Records from a collection of figures
━━━━━━━━━━━━━━━━
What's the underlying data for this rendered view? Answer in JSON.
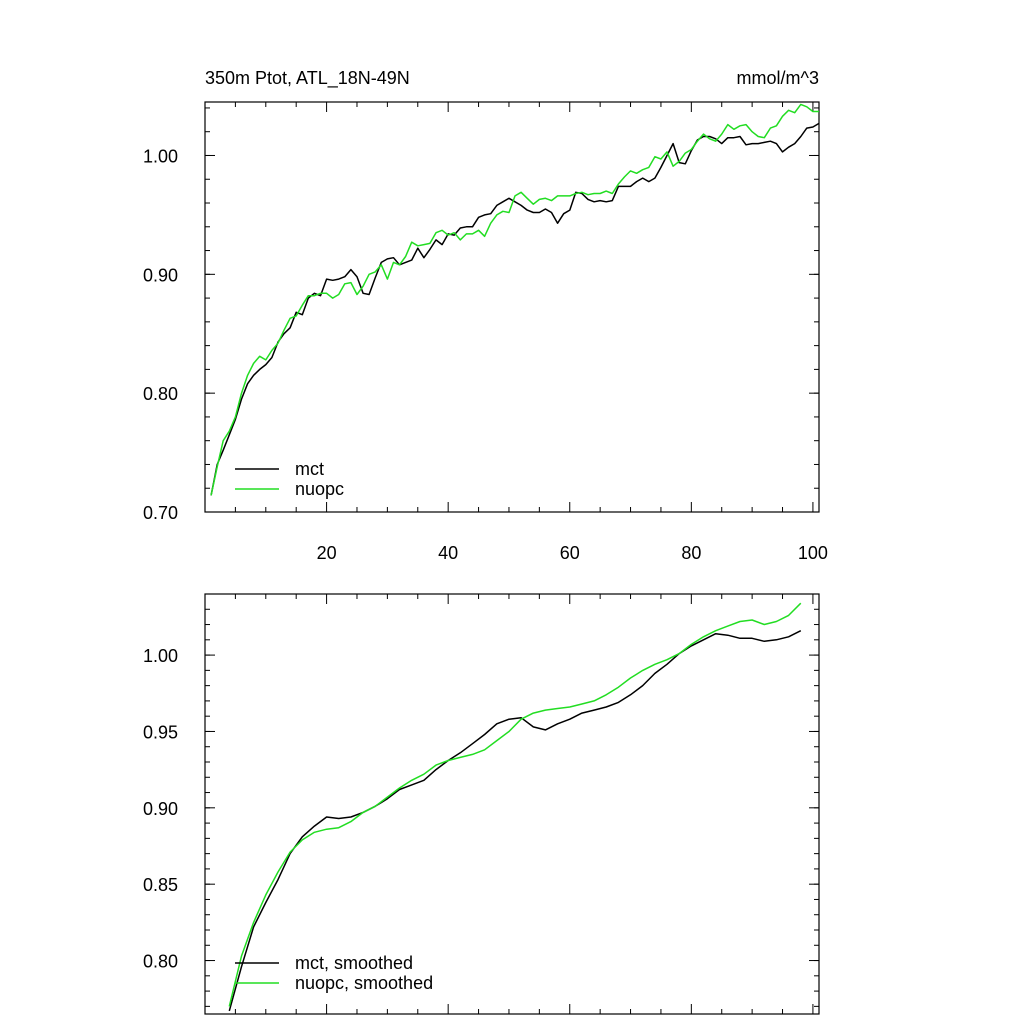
{
  "chart_data": [
    {
      "type": "line",
      "title": "350m Ptot, ATL_18N-49N",
      "units": "mmol/m^3",
      "xlabel": "",
      "ylabel": "",
      "xlim": [
        0,
        101
      ],
      "ylim": [
        0.7,
        1.045
      ],
      "xticks": [
        20,
        40,
        60,
        80,
        100
      ],
      "yticks": [
        0.7,
        0.8,
        0.9,
        1.0
      ],
      "xtick_labels": [
        "20",
        "40",
        "60",
        "80",
        "100"
      ],
      "ytick_labels": [
        "0.70",
        "0.80",
        "0.90",
        "1.00"
      ],
      "grid": false,
      "legend": "bottom-left",
      "series": [
        {
          "name": "mct",
          "color": "#000000",
          "values": [
            0.714,
            0.74,
            0.752,
            0.765,
            0.778,
            0.795,
            0.808,
            0.815,
            0.82,
            0.824,
            0.83,
            0.843,
            0.85,
            0.855,
            0.868,
            0.866,
            0.88,
            0.884,
            0.882,
            0.896,
            0.895,
            0.896,
            0.898,
            0.904,
            0.898,
            0.884,
            0.883,
            0.897,
            0.91,
            0.913,
            0.914,
            0.908,
            0.91,
            0.912,
            0.922,
            0.914,
            0.921,
            0.929,
            0.925,
            0.934,
            0.933,
            0.939,
            0.94,
            0.94,
            0.948,
            0.95,
            0.951,
            0.958,
            0.961,
            0.964,
            0.961,
            0.958,
            0.954,
            0.952,
            0.952,
            0.955,
            0.952,
            0.943,
            0.951,
            0.954,
            0.969,
            0.968,
            0.963,
            0.961,
            0.962,
            0.961,
            0.962,
            0.974,
            0.974,
            0.974,
            0.978,
            0.981,
            0.978,
            0.981,
            0.99,
            1.0,
            1.01,
            0.994,
            0.993,
            1.004,
            1.013,
            1.016,
            1.016,
            1.014,
            1.01,
            1.015,
            1.015,
            1.016,
            1.009,
            1.01,
            1.01,
            1.011,
            1.012,
            1.01,
            1.003,
            1.007,
            1.01,
            1.016,
            1.023,
            1.024,
            1.027
          ]
        },
        {
          "name": "nuopc",
          "color": "#22dd22",
          "values": [
            0.714,
            0.738,
            0.76,
            0.768,
            0.78,
            0.8,
            0.815,
            0.825,
            0.831,
            0.828,
            0.836,
            0.842,
            0.853,
            0.863,
            0.865,
            0.874,
            0.882,
            0.882,
            0.884,
            0.884,
            0.88,
            0.883,
            0.892,
            0.893,
            0.883,
            0.89,
            0.9,
            0.902,
            0.908,
            0.896,
            0.91,
            0.908,
            0.915,
            0.927,
            0.924,
            0.925,
            0.926,
            0.935,
            0.937,
            0.933,
            0.935,
            0.929,
            0.934,
            0.934,
            0.937,
            0.932,
            0.943,
            0.95,
            0.953,
            0.952,
            0.966,
            0.969,
            0.964,
            0.959,
            0.963,
            0.964,
            0.962,
            0.966,
            0.966,
            0.966,
            0.968,
            0.969,
            0.967,
            0.968,
            0.968,
            0.97,
            0.968,
            0.976,
            0.982,
            0.987,
            0.985,
            0.988,
            0.99,
            0.999,
            0.997,
            1.003,
            0.991,
            0.995,
            1.002,
            1.005,
            1.012,
            1.018,
            1.014,
            1.012,
            1.018,
            1.026,
            1.022,
            1.025,
            1.026,
            1.02,
            1.016,
            1.015,
            1.023,
            1.025,
            1.033,
            1.038,
            1.036,
            1.043,
            1.041,
            1.037,
            1.037
          ]
        }
      ]
    },
    {
      "type": "line",
      "title": "",
      "xlabel": "",
      "ylabel": "",
      "xlim": [
        0,
        101
      ],
      "ylim": [
        0.765,
        1.04
      ],
      "xticks": [
        20,
        40,
        60,
        80,
        100
      ],
      "yticks": [
        0.8,
        0.85,
        0.9,
        0.95,
        1.0
      ],
      "ytick_labels": [
        "0.80",
        "0.85",
        "0.90",
        "0.95",
        "1.00"
      ],
      "grid": false,
      "legend": "bottom-left",
      "series": [
        {
          "name": "mct, smoothed",
          "color": "#000000",
          "x": [
            4,
            6,
            8,
            10,
            12,
            14,
            16,
            18,
            20,
            22,
            24,
            26,
            28,
            30,
            32,
            34,
            36,
            38,
            40,
            42,
            44,
            46,
            48,
            50,
            52,
            54,
            56,
            58,
            60,
            62,
            64,
            66,
            68,
            70,
            72,
            74,
            76,
            78,
            80,
            82,
            84,
            86,
            88,
            90,
            92,
            94,
            96,
            98
          ],
          "values": [
            0.767,
            0.796,
            0.822,
            0.838,
            0.853,
            0.87,
            0.881,
            0.888,
            0.894,
            0.893,
            0.894,
            0.897,
            0.901,
            0.906,
            0.912,
            0.915,
            0.918,
            0.925,
            0.931,
            0.936,
            0.942,
            0.948,
            0.955,
            0.958,
            0.959,
            0.953,
            0.951,
            0.955,
            0.958,
            0.962,
            0.964,
            0.966,
            0.969,
            0.974,
            0.98,
            0.988,
            0.994,
            1.001,
            1.006,
            1.01,
            1.014,
            1.013,
            1.011,
            1.011,
            1.009,
            1.01,
            1.012,
            1.016
          ]
        },
        {
          "name": "nuopc, smoothed",
          "color": "#22dd22",
          "x": [
            4,
            6,
            8,
            10,
            12,
            14,
            16,
            18,
            20,
            22,
            24,
            26,
            28,
            30,
            32,
            34,
            36,
            38,
            40,
            42,
            44,
            46,
            48,
            50,
            52,
            54,
            56,
            58,
            60,
            62,
            64,
            66,
            68,
            70,
            72,
            74,
            76,
            78,
            80,
            82,
            84,
            86,
            88,
            90,
            92,
            94,
            96,
            98
          ],
          "values": [
            0.77,
            0.803,
            0.825,
            0.843,
            0.858,
            0.871,
            0.879,
            0.884,
            0.886,
            0.887,
            0.891,
            0.897,
            0.901,
            0.907,
            0.913,
            0.918,
            0.922,
            0.928,
            0.931,
            0.933,
            0.935,
            0.938,
            0.944,
            0.95,
            0.958,
            0.962,
            0.964,
            0.965,
            0.966,
            0.968,
            0.97,
            0.974,
            0.979,
            0.985,
            0.99,
            0.994,
            0.997,
            1.001,
            1.007,
            1.012,
            1.016,
            1.019,
            1.022,
            1.023,
            1.02,
            1.022,
            1.026,
            1.034
          ]
        }
      ]
    }
  ]
}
━━━━━━━━━━━━━━━━
### Written task
Give an exact copy of the material, leaving out every picture.

### Expected answer
What's the underlying data for this rendered view? Answer in JSON.
{
  "chart_data": [
    {
      "type": "line",
      "title": "350m Ptot, ATL_18N-49N",
      "units": "mmol/m^3",
      "xlabel": "",
      "ylabel": "",
      "xlim": [
        0,
        101
      ],
      "ylim": [
        0.7,
        1.045
      ],
      "xticks": [
        20,
        40,
        60,
        80,
        100
      ],
      "yticks": [
        0.7,
        0.8,
        0.9,
        1.0
      ],
      "xtick_labels": [
        "20",
        "40",
        "60",
        "80",
        "100"
      ],
      "ytick_labels": [
        "0.70",
        "0.80",
        "0.90",
        "1.00"
      ],
      "grid": false,
      "legend": "bottom-left",
      "series": [
        {
          "name": "mct",
          "color": "#000000",
          "values": [
            0.714,
            0.74,
            0.752,
            0.765,
            0.778,
            0.795,
            0.808,
            0.815,
            0.82,
            0.824,
            0.83,
            0.843,
            0.85,
            0.855,
            0.868,
            0.866,
            0.88,
            0.884,
            0.882,
            0.896,
            0.895,
            0.896,
            0.898,
            0.904,
            0.898,
            0.884,
            0.883,
            0.897,
            0.91,
            0.913,
            0.914,
            0.908,
            0.91,
            0.912,
            0.922,
            0.914,
            0.921,
            0.929,
            0.925,
            0.934,
            0.933,
            0.939,
            0.94,
            0.94,
            0.948,
            0.95,
            0.951,
            0.958,
            0.961,
            0.964,
            0.961,
            0.958,
            0.954,
            0.952,
            0.952,
            0.955,
            0.952,
            0.943,
            0.951,
            0.954,
            0.969,
            0.968,
            0.963,
            0.961,
            0.962,
            0.961,
            0.962,
            0.974,
            0.974,
            0.974,
            0.978,
            0.981,
            0.978,
            0.981,
            0.99,
            1.0,
            1.01,
            0.994,
            0.993,
            1.004,
            1.013,
            1.016,
            1.016,
            1.014,
            1.01,
            1.015,
            1.015,
            1.016,
            1.009,
            1.01,
            1.01,
            1.011,
            1.012,
            1.01,
            1.003,
            1.007,
            1.01,
            1.016,
            1.023,
            1.024,
            1.027
          ]
        },
        {
          "name": "nuopc",
          "color": "#22dd22",
          "values": [
            0.714,
            0.738,
            0.76,
            0.768,
            0.78,
            0.8,
            0.815,
            0.825,
            0.831,
            0.828,
            0.836,
            0.842,
            0.853,
            0.863,
            0.865,
            0.874,
            0.882,
            0.882,
            0.884,
            0.884,
            0.88,
            0.883,
            0.892,
            0.893,
            0.883,
            0.89,
            0.9,
            0.902,
            0.908,
            0.896,
            0.91,
            0.908,
            0.915,
            0.927,
            0.924,
            0.925,
            0.926,
            0.935,
            0.937,
            0.933,
            0.935,
            0.929,
            0.934,
            0.934,
            0.937,
            0.932,
            0.943,
            0.95,
            0.953,
            0.952,
            0.966,
            0.969,
            0.964,
            0.959,
            0.963,
            0.964,
            0.962,
            0.966,
            0.966,
            0.966,
            0.968,
            0.969,
            0.967,
            0.968,
            0.968,
            0.97,
            0.968,
            0.976,
            0.982,
            0.987,
            0.985,
            0.988,
            0.99,
            0.999,
            0.997,
            1.003,
            0.991,
            0.995,
            1.002,
            1.005,
            1.012,
            1.018,
            1.014,
            1.012,
            1.018,
            1.026,
            1.022,
            1.025,
            1.026,
            1.02,
            1.016,
            1.015,
            1.023,
            1.025,
            1.033,
            1.038,
            1.036,
            1.043,
            1.041,
            1.037,
            1.037
          ]
        }
      ]
    },
    {
      "type": "line",
      "title": "",
      "xlabel": "",
      "ylabel": "",
      "xlim": [
        0,
        101
      ],
      "ylim": [
        0.765,
        1.04
      ],
      "xticks": [
        20,
        40,
        60,
        80,
        100
      ],
      "yticks": [
        0.8,
        0.85,
        0.9,
        0.95,
        1.0
      ],
      "ytick_labels": [
        "0.80",
        "0.85",
        "0.90",
        "0.95",
        "1.00"
      ],
      "grid": false,
      "legend": "bottom-left",
      "series": [
        {
          "name": "mct, smoothed",
          "color": "#000000",
          "x": [
            4,
            6,
            8,
            10,
            12,
            14,
            16,
            18,
            20,
            22,
            24,
            26,
            28,
            30,
            32,
            34,
            36,
            38,
            40,
            42,
            44,
            46,
            48,
            50,
            52,
            54,
            56,
            58,
            60,
            62,
            64,
            66,
            68,
            70,
            72,
            74,
            76,
            78,
            80,
            82,
            84,
            86,
            88,
            90,
            92,
            94,
            96,
            98
          ],
          "values": [
            0.767,
            0.796,
            0.822,
            0.838,
            0.853,
            0.87,
            0.881,
            0.888,
            0.894,
            0.893,
            0.894,
            0.897,
            0.901,
            0.906,
            0.912,
            0.915,
            0.918,
            0.925,
            0.931,
            0.936,
            0.942,
            0.948,
            0.955,
            0.958,
            0.959,
            0.953,
            0.951,
            0.955,
            0.958,
            0.962,
            0.964,
            0.966,
            0.969,
            0.974,
            0.98,
            0.988,
            0.994,
            1.001,
            1.006,
            1.01,
            1.014,
            1.013,
            1.011,
            1.011,
            1.009,
            1.01,
            1.012,
            1.016
          ]
        },
        {
          "name": "nuopc, smoothed",
          "color": "#22dd22",
          "x": [
            4,
            6,
            8,
            10,
            12,
            14,
            16,
            18,
            20,
            22,
            24,
            26,
            28,
            30,
            32,
            34,
            36,
            38,
            40,
            42,
            44,
            46,
            48,
            50,
            52,
            54,
            56,
            58,
            60,
            62,
            64,
            66,
            68,
            70,
            72,
            74,
            76,
            78,
            80,
            82,
            84,
            86,
            88,
            90,
            92,
            94,
            96,
            98
          ],
          "values": [
            0.77,
            0.803,
            0.825,
            0.843,
            0.858,
            0.871,
            0.879,
            0.884,
            0.886,
            0.887,
            0.891,
            0.897,
            0.901,
            0.907,
            0.913,
            0.918,
            0.922,
            0.928,
            0.931,
            0.933,
            0.935,
            0.938,
            0.944,
            0.95,
            0.958,
            0.962,
            0.964,
            0.965,
            0.966,
            0.968,
            0.97,
            0.974,
            0.979,
            0.985,
            0.99,
            0.994,
            0.997,
            1.001,
            1.007,
            1.012,
            1.016,
            1.019,
            1.022,
            1.023,
            1.02,
            1.022,
            1.026,
            1.034
          ]
        }
      ]
    }
  ]
}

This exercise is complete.